[Figure content listings]
• • •

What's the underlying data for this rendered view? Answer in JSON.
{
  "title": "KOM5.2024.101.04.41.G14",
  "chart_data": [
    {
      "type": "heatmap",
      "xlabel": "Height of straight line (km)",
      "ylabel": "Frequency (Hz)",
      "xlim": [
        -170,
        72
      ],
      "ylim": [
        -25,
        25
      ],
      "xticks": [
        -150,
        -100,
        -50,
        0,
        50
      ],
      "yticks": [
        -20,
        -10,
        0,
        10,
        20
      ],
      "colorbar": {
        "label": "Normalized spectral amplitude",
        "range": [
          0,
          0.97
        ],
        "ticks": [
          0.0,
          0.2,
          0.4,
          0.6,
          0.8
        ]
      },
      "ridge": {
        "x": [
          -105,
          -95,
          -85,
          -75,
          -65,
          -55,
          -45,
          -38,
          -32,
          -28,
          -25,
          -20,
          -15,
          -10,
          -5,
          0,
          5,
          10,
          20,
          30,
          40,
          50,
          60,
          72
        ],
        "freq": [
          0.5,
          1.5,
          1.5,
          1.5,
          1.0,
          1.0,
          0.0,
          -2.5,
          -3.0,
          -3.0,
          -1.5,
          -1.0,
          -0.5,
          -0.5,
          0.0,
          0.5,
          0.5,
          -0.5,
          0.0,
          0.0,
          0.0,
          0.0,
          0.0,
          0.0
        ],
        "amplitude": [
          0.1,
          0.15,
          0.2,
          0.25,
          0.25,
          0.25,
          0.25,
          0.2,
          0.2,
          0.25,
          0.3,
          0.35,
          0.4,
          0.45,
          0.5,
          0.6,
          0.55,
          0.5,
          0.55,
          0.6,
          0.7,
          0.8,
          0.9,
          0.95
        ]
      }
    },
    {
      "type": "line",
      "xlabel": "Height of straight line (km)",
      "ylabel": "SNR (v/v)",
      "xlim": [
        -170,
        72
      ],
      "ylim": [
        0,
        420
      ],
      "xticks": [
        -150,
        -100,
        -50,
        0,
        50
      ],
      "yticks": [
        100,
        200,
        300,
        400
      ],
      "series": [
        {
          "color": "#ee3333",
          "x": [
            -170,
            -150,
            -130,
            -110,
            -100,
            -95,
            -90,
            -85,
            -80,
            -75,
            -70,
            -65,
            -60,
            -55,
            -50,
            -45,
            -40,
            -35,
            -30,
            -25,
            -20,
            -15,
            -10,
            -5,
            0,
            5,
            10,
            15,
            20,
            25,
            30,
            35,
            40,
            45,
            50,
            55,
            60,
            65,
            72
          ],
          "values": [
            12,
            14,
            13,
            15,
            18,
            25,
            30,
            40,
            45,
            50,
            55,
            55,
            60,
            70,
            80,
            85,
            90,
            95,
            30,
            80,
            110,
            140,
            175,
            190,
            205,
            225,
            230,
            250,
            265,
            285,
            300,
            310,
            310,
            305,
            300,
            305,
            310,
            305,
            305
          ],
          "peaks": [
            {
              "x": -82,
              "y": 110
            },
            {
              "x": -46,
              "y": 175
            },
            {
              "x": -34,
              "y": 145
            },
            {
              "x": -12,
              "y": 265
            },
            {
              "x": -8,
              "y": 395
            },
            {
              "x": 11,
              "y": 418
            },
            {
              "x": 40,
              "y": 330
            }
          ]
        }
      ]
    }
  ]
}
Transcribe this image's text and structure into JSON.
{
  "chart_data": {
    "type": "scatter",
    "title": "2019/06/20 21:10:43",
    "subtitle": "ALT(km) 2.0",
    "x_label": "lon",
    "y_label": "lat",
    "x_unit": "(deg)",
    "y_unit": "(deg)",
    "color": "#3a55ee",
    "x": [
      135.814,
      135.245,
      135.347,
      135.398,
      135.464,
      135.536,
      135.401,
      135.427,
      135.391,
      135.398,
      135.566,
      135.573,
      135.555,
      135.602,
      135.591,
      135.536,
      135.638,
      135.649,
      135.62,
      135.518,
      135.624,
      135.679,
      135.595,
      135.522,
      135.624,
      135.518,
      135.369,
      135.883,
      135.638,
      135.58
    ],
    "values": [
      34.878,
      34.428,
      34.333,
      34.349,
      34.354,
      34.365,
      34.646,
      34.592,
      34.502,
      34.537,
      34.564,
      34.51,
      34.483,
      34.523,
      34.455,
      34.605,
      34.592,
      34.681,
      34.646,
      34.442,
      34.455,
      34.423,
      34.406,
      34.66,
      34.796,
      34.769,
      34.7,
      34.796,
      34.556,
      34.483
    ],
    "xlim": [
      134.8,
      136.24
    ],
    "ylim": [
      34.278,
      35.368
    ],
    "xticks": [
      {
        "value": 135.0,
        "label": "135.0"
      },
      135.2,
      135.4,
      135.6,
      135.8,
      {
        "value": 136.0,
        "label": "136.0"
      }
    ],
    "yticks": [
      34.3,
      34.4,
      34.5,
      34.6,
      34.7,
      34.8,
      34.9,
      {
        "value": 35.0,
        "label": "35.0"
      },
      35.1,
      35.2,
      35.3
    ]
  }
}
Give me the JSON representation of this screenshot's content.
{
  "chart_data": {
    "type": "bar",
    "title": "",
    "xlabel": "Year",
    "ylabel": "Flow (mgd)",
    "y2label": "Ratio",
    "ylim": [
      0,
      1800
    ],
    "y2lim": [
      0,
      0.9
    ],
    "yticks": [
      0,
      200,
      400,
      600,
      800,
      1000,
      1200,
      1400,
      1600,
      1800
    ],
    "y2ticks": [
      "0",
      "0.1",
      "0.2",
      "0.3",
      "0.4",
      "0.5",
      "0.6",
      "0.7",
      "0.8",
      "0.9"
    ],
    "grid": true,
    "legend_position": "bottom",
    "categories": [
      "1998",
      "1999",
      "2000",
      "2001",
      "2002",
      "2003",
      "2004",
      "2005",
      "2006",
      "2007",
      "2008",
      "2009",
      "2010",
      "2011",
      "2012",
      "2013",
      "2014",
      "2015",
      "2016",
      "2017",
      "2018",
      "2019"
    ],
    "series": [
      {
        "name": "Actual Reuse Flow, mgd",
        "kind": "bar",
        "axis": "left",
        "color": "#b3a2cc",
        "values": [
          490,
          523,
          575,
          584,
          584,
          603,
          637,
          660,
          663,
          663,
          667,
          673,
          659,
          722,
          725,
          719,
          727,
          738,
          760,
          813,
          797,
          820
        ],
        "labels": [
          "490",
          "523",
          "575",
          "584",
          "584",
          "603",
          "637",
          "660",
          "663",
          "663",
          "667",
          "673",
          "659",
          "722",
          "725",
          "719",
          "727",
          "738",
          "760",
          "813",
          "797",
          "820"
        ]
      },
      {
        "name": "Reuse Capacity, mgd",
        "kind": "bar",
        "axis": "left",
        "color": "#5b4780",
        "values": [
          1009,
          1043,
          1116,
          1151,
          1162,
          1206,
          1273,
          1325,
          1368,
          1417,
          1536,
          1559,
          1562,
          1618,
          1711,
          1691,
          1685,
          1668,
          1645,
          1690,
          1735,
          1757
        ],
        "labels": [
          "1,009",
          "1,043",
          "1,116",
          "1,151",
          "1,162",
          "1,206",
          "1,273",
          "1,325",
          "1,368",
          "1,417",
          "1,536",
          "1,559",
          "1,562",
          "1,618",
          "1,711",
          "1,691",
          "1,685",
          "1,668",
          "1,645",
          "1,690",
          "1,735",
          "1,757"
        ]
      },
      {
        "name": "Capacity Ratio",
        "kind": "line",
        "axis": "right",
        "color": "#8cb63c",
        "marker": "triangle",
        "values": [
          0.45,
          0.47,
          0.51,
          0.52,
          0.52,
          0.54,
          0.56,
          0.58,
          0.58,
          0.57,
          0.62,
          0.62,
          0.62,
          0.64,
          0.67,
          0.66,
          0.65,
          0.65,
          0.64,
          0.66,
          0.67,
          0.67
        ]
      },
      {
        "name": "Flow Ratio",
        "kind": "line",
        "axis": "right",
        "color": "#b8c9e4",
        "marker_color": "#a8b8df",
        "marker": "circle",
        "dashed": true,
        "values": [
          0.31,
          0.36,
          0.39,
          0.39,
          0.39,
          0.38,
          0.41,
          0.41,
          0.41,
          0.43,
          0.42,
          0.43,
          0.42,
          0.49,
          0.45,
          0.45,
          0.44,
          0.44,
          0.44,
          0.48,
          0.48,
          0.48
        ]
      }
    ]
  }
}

• • •

Filter the listing for the word "this" and copy every line that holds it.

What's the underlying data for this rendered view? Answer in JSON.
Transcribe this image's text and structure into JSON.
Give me the JSON representation of this screenshot's content.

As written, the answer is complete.